_WRITTEN TASK_
Filter the records below down to lines containing "Угольная".

Raw records:

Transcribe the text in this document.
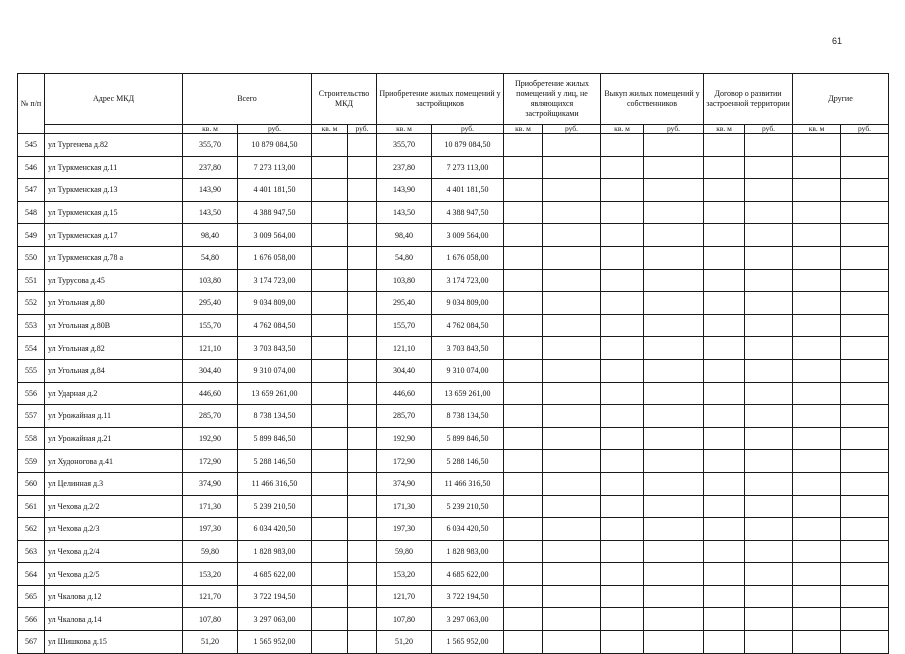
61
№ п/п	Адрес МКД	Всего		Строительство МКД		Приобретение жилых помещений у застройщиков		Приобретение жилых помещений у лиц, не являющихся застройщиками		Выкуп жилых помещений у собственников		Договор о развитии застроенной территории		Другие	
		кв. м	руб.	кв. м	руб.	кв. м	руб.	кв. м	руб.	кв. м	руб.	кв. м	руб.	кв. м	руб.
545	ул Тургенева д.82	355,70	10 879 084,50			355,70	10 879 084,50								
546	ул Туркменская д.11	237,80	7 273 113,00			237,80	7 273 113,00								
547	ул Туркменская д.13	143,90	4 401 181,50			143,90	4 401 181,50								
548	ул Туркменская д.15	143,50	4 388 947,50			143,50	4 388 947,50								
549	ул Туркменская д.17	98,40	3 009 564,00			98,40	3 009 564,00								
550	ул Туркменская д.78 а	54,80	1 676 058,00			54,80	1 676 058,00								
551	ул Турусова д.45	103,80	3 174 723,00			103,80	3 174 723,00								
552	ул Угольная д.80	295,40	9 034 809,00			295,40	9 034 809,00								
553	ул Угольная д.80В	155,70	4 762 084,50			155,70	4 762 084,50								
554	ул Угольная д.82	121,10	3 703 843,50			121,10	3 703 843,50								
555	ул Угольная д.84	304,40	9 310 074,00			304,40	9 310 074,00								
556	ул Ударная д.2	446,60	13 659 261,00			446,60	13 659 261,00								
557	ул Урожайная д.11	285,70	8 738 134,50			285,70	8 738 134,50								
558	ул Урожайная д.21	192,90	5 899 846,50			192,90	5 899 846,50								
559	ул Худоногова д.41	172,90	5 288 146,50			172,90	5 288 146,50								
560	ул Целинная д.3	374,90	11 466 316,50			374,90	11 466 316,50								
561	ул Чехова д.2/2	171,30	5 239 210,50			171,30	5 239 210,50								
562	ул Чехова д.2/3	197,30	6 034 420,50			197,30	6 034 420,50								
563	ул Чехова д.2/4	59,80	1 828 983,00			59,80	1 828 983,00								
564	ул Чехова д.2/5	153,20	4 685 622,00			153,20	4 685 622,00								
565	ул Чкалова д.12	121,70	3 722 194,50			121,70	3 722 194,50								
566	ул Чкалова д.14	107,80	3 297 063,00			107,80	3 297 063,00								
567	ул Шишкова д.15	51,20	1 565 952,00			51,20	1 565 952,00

--

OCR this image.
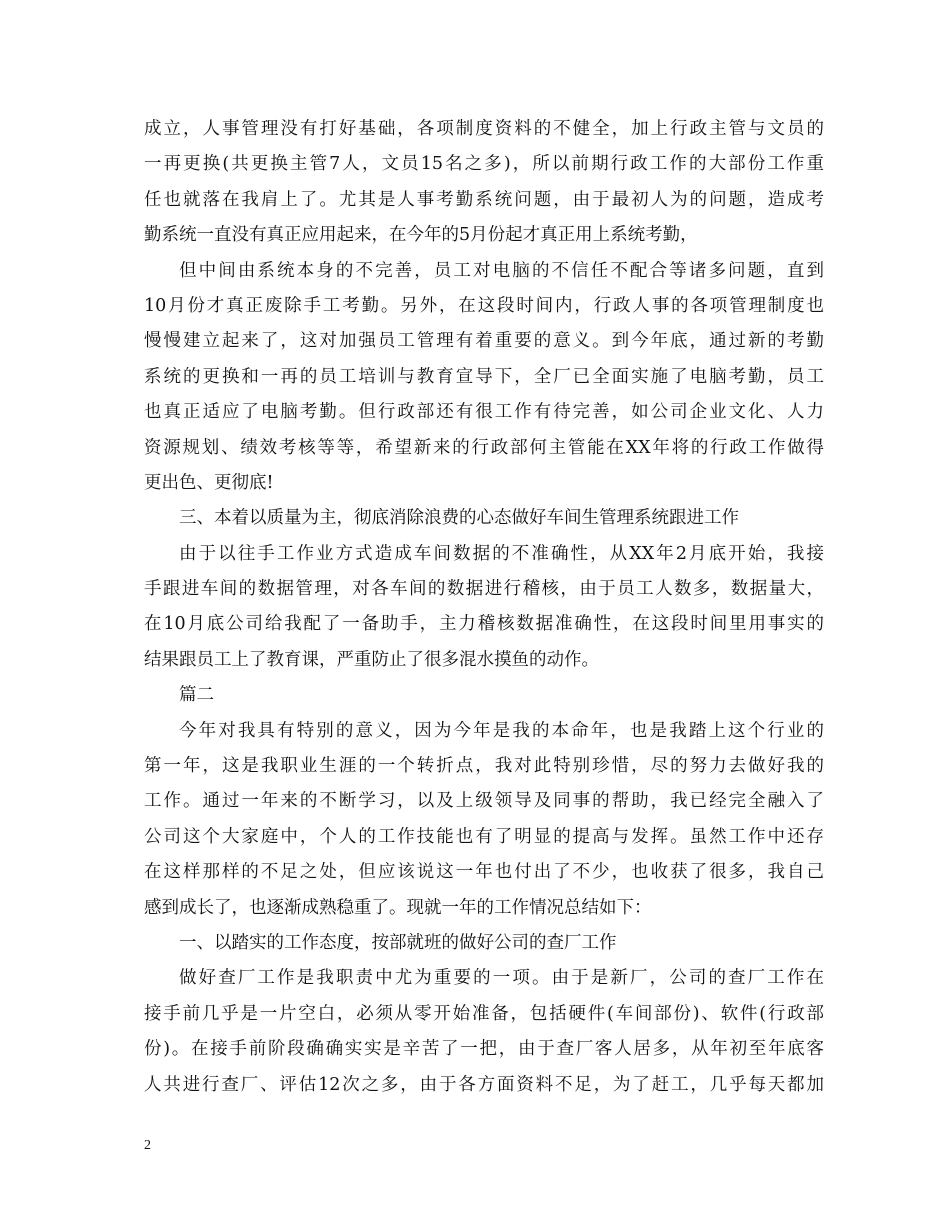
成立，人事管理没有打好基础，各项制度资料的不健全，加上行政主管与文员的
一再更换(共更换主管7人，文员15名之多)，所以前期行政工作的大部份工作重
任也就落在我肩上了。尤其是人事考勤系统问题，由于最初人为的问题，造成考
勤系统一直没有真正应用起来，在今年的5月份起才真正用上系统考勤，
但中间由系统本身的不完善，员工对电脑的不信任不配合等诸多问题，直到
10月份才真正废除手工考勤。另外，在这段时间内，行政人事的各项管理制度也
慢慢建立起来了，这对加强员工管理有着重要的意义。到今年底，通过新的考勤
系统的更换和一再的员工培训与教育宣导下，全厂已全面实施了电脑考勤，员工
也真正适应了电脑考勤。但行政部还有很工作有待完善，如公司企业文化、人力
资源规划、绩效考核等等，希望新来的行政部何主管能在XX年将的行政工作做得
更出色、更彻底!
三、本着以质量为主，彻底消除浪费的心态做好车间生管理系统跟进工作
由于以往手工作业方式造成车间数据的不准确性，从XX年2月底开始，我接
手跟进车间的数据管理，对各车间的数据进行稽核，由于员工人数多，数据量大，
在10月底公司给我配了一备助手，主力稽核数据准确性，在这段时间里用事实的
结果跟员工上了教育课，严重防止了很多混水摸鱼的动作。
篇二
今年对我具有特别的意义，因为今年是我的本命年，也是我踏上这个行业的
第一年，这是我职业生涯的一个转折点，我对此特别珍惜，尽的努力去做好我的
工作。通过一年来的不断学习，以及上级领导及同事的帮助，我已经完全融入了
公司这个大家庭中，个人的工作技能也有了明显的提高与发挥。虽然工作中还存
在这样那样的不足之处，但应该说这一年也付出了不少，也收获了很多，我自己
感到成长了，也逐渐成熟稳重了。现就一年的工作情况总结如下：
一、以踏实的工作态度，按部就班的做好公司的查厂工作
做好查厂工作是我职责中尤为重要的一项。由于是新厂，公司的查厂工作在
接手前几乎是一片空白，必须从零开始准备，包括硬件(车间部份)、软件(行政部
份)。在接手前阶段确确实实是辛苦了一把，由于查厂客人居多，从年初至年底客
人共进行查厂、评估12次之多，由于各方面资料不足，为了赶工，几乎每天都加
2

_WRITTEN ANSWER_
552	ул Угольная д.80	295,40	9 034 809,00			295,40	9 034 809,00								
553	ул Угольная д.80В	155,70	4 762 084,50			155,70	4 762 084,50								
554	ул Угольная д.82	121,10	3 703 843,50			121,10	3 703 843,50								
555	ул Угольная д.84	304,40	9 310 074,00			304,40	9 310 074,00								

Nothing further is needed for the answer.